INSTRUCTIONS TO FOLLOW: Repeat the records exactly. Every line must match.

++++ MATERIAL SUPPLIED

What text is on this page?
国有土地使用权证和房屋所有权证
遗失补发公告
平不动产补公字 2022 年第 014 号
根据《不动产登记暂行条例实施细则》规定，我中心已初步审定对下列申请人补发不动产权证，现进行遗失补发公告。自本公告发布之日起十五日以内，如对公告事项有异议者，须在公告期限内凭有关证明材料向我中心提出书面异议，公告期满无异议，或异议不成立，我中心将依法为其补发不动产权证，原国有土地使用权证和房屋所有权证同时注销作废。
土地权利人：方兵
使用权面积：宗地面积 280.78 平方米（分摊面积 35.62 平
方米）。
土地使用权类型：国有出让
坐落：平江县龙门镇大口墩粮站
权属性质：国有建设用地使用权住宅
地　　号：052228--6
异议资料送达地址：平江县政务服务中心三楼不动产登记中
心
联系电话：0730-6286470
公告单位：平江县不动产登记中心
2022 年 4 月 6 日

++++++++

THE RESPONSE:
What text is on this page?
国有土地使用权证和房屋所有权证
遗失补发公告
平不动产补公字 2022 年第 014 号
根据《不动产登记暂行条例实施细则》规定，我中心已初步审定对下列申请人补发不动产权证，现进行遗失补发公告。自本公告发布之日起十五日以内，如对公告事项有异议者，须在公告期限内凭有关证明材料向我中心提出书面异议，公告期满无异议，或异议不成立，我中心将依法为其补发不动产权证，原国有土地使用权证和房屋所有权证同时注销作废。
土地权利人：方兵
使用权面积：宗地面积 280.78 平方米（分摊面积 35.62 平
方米）。
土地使用权类型：国有出让
坐落：平江县龙门镇大口墩粮站
权属性质：国有建设用地使用权住宅
地　　号：052228--6
异议资料送达地址：平江县政务服务中心三楼不动产登记中
心
联系电话：0730-6286470
公告单位：平江县不动产登记中心
2022 年 4 月 6 日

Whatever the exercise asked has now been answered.